Goal: Transcribe the listing that follows in full, omitting pictures.

Material for this task:

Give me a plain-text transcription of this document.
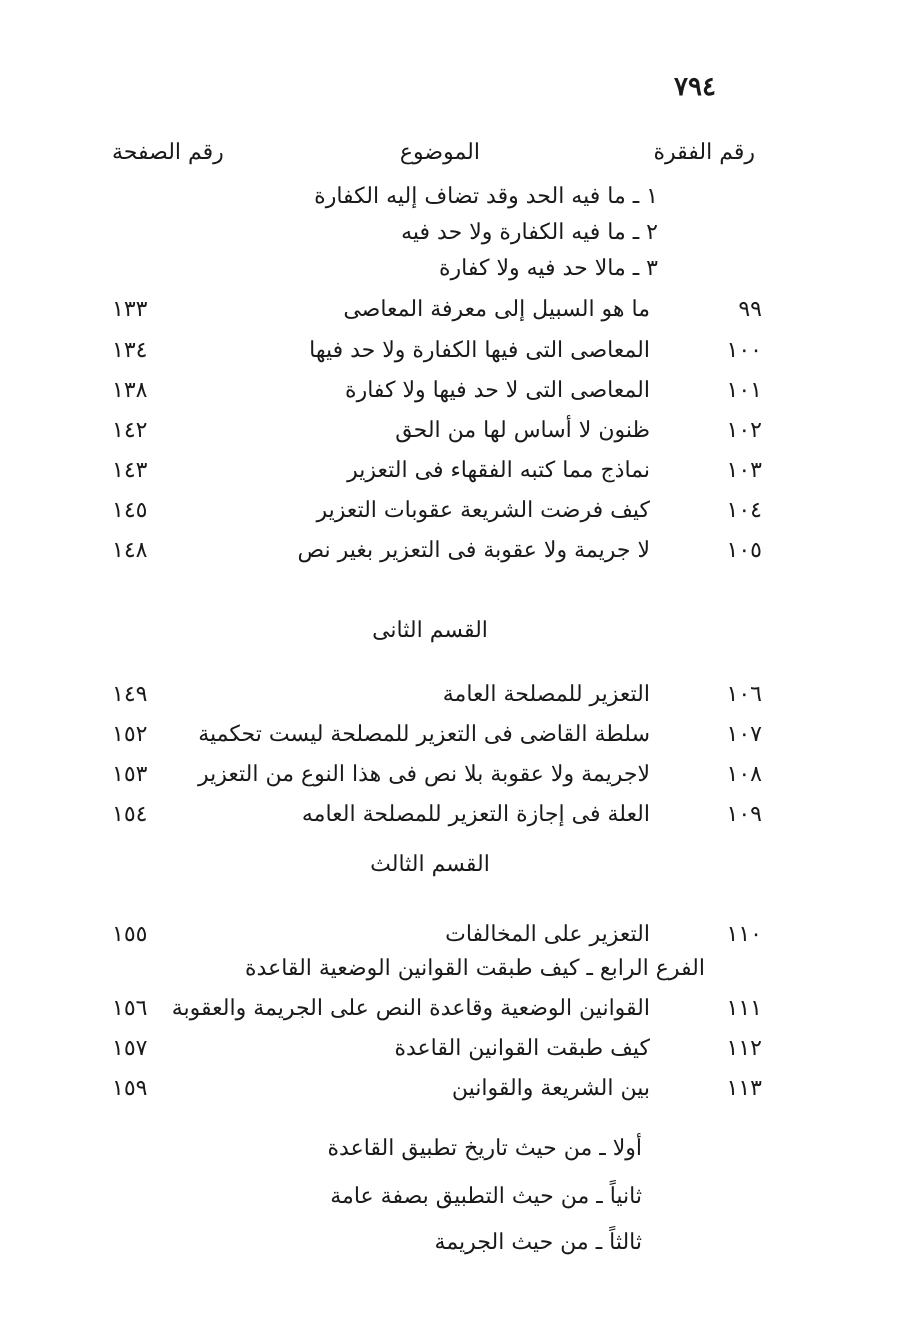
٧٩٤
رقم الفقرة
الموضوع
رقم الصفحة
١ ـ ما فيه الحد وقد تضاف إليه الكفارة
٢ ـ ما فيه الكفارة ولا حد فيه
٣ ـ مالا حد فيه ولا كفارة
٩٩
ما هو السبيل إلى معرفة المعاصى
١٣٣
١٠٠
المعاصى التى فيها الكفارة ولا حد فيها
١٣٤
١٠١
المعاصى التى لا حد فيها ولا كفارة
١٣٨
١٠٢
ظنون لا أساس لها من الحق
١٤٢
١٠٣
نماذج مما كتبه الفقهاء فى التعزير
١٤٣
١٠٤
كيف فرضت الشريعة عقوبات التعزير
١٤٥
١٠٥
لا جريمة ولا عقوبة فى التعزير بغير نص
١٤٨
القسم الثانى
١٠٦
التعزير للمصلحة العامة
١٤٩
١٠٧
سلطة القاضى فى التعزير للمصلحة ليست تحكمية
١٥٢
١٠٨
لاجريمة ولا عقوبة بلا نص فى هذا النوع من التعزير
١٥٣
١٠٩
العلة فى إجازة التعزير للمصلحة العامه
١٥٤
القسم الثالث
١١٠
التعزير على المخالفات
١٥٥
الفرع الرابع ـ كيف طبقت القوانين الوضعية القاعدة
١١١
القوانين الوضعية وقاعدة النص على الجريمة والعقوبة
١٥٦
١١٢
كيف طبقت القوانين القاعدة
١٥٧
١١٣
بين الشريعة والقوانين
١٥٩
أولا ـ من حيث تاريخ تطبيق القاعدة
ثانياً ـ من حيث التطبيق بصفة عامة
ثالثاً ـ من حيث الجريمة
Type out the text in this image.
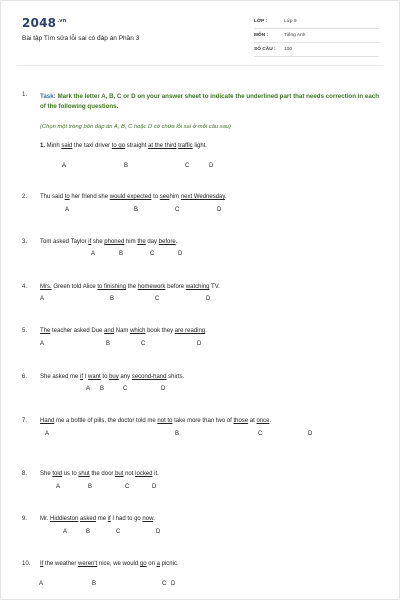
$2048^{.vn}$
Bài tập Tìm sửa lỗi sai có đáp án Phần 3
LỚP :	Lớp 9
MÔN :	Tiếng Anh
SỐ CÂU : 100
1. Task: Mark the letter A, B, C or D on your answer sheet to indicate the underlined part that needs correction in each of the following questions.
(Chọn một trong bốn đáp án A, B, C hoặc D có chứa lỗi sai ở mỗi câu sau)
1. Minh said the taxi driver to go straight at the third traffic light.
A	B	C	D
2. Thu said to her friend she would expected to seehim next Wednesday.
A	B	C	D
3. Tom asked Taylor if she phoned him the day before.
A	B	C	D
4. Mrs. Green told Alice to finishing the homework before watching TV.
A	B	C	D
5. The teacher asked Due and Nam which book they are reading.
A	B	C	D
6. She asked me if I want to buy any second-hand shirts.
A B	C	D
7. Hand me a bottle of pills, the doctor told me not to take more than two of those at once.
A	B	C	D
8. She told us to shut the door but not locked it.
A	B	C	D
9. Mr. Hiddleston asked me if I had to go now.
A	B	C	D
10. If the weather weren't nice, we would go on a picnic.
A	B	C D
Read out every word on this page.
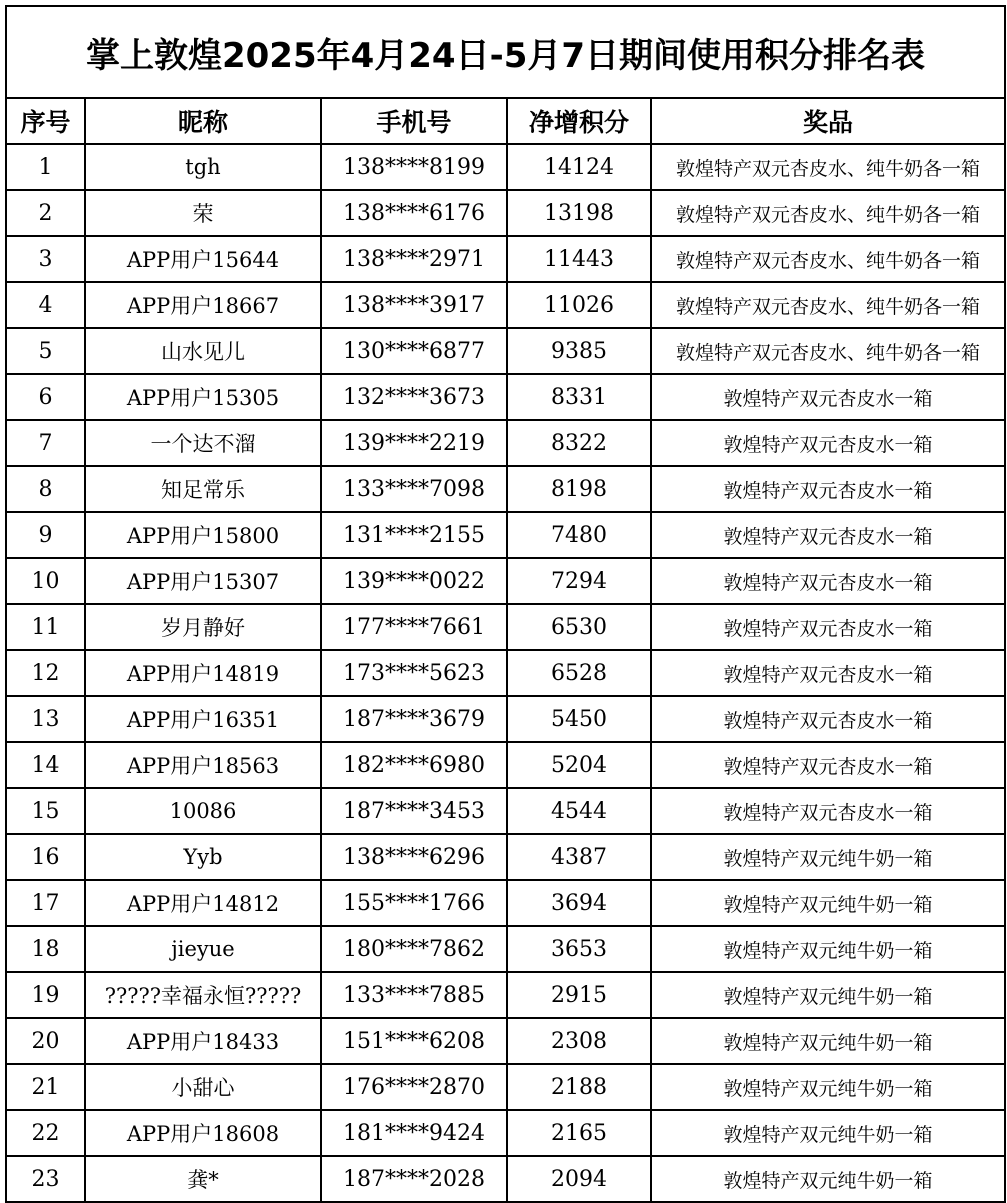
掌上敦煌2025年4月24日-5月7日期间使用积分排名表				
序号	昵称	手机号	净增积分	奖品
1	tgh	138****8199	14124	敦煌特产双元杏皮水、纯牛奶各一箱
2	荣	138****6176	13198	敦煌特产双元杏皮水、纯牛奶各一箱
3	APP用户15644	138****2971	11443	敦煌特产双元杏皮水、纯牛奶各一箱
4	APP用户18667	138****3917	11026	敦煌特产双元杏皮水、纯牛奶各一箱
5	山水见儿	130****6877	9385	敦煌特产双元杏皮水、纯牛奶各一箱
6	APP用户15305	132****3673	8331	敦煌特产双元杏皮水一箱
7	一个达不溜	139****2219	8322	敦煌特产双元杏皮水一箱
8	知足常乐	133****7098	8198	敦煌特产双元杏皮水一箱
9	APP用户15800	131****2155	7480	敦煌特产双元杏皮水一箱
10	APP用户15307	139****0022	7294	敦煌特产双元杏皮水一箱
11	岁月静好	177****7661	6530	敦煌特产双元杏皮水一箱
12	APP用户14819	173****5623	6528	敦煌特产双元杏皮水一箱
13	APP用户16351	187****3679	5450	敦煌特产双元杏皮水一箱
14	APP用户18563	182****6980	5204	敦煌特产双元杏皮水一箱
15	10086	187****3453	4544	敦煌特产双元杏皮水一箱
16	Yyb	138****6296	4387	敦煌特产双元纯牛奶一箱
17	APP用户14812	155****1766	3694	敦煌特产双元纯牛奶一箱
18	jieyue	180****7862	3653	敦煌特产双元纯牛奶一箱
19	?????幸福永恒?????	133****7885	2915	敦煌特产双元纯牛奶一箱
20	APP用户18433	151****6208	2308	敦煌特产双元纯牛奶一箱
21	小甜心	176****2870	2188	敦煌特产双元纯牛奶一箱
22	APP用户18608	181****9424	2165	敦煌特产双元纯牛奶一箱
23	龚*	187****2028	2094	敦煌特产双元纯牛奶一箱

Correct response:
Give me a plain-text transcription of this document.
٧٩٤
رقم الفقرة
الموضوع
رقم الصفحة
١ ـ ما فيه الحد وقد تضاف إليه الكفارة
٢ ـ ما فيه الكفارة ولا حد فيه
٣ ـ مالا حد فيه ولا كفارة
٩٩
ما هو السبيل إلى معرفة المعاصى
١٣٣
١٠٠
المعاصى التى فيها الكفارة ولا حد فيها
١٣٤
١٠١
المعاصى التى لا حد فيها ولا كفارة
١٣٨
١٠٢
ظنون لا أساس لها من الحق
١٤٢
١٠٣
نماذج مما كتبه الفقهاء فى التعزير
١٤٣
١٠٤
كيف فرضت الشريعة عقوبات التعزير
١٤٥
١٠٥
لا جريمة ولا عقوبة فى التعزير بغير نص
١٤٨
القسم الثانى
١٠٦
التعزير للمصلحة العامة
١٤٩
١٠٧
سلطة القاضى فى التعزير للمصلحة ليست تحكمية
١٥٢
١٠٨
لاجريمة ولا عقوبة بلا نص فى هذا النوع من التعزير
١٥٣
١٠٩
العلة فى إجازة التعزير للمصلحة العامه
١٥٤
القسم الثالث
١١٠
التعزير على المخالفات
١٥٥
الفرع الرابع ـ كيف طبقت القوانين الوضعية القاعدة
١١١
القوانين الوضعية وقاعدة النص على الجريمة والعقوبة
١٥٦
١١٢
كيف طبقت القوانين القاعدة
١٥٧
١١٣
بين الشريعة والقوانين
١٥٩
أولا ـ من حيث تاريخ تطبيق القاعدة
ثانياً ـ من حيث التطبيق بصفة عامة
ثالثاً ـ من حيث الجريمة
Type out the text in this image.
$2048^{.vn}$
Bài tập Tìm sửa lỗi sai có đáp án Phần 3
LỚP :	Lớp 9
MÔN :	Tiếng Anh
SỐ CÂU : 100
1. Task: Mark the letter A, B, C or D on your answer sheet to indicate the underlined part that needs correction in each of the following questions.
(Chọn một trong bốn đáp án A, B, C hoặc D có chứa lỗi sai ở mỗi câu sau)
1. Minh said the taxi driver to go straight at the third traffic light.
A	B	C	D
2. Thu said to her friend she would expected to seehim next Wednesday.
A	B	C	D
3. Tom asked Taylor if she phoned him the day before.
A	B	C	D
4. Mrs. Green told Alice to finishing the homework before watching TV.
A	B	C	D
5. The teacher asked Due and Nam which book they are reading.
A	B	C	D
6. She asked me if I want to buy any second-hand shirts.
A B	C	D
7. Hand me a bottle of pills, the doctor told me not to take more than two of those at once.
A	B	C	D
8. She told us to shut the door but not locked it.
A	B	C	D
9. Mr. Hiddleston asked me if I had to go now.
A	B	C	D
10. If the weather weren't nice, we would go on a picnic.
A	B	C D
Read out every word on this page.
掌上敦煌2025年4月24日-5月7日期间使用积分排名表				
序号	昵称	手机号	净增积分	奖品
1	tgh	138****8199	14124	敦煌特产双元杏皮水、纯牛奶各一箱
2	荣	138****6176	13198	敦煌特产双元杏皮水、纯牛奶各一箱
3	APP用户15644	138****2971	11443	敦煌特产双元杏皮水、纯牛奶各一箱
4	APP用户18667	138****3917	11026	敦煌特产双元杏皮水、纯牛奶各一箱
5	山水见儿	130****6877	9385	敦煌特产双元杏皮水、纯牛奶各一箱
6	APP用户15305	132****3673	8331	敦煌特产双元杏皮水一箱
7	一个达不溜	139****2219	8322	敦煌特产双元杏皮水一箱
8	知足常乐	133****7098	8198	敦煌特产双元杏皮水一箱
9	APP用户15800	131****2155	7480	敦煌特产双元杏皮水一箱
10	APP用户15307	139****0022	7294	敦煌特产双元杏皮水一箱
11	岁月静好	177****7661	6530	敦煌特产双元杏皮水一箱
12	APP用户14819	173****5623	6528	敦煌特产双元杏皮水一箱
13	APP用户16351	187****3679	5450	敦煌特产双元杏皮水一箱
14	APP用户18563	182****6980	5204	敦煌特产双元杏皮水一箱
15	10086	187****3453	4544	敦煌特产双元杏皮水一箱
16	Yyb	138****6296	4387	敦煌特产双元纯牛奶一箱
17	APP用户14812	155****1766	3694	敦煌特产双元纯牛奶一箱
18	jieyue	180****7862	3653	敦煌特产双元纯牛奶一箱
19	?????幸福永恒?????	133****7885	2915	敦煌特产双元纯牛奶一箱
20	APP用户18433	151****6208	2308	敦煌特产双元纯牛奶一箱
21	小甜心	176****2870	2188	敦煌特产双元纯牛奶一箱
22	APP用户18608	181****9424	2165	敦煌特产双元纯牛奶一箱
23	龚*	187****2028	2094	敦煌特产双元纯牛奶一箱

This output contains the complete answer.